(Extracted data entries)
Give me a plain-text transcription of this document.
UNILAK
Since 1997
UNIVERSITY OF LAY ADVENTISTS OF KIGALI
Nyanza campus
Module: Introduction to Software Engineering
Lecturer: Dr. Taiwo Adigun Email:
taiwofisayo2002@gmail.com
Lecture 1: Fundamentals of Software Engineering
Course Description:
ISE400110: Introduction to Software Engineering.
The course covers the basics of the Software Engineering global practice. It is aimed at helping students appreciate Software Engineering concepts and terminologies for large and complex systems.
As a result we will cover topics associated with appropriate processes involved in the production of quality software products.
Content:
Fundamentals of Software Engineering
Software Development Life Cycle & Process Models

Problem to work on
Count how many lines above contain the word "Engineering". Reply with the number alone.

Full solution
5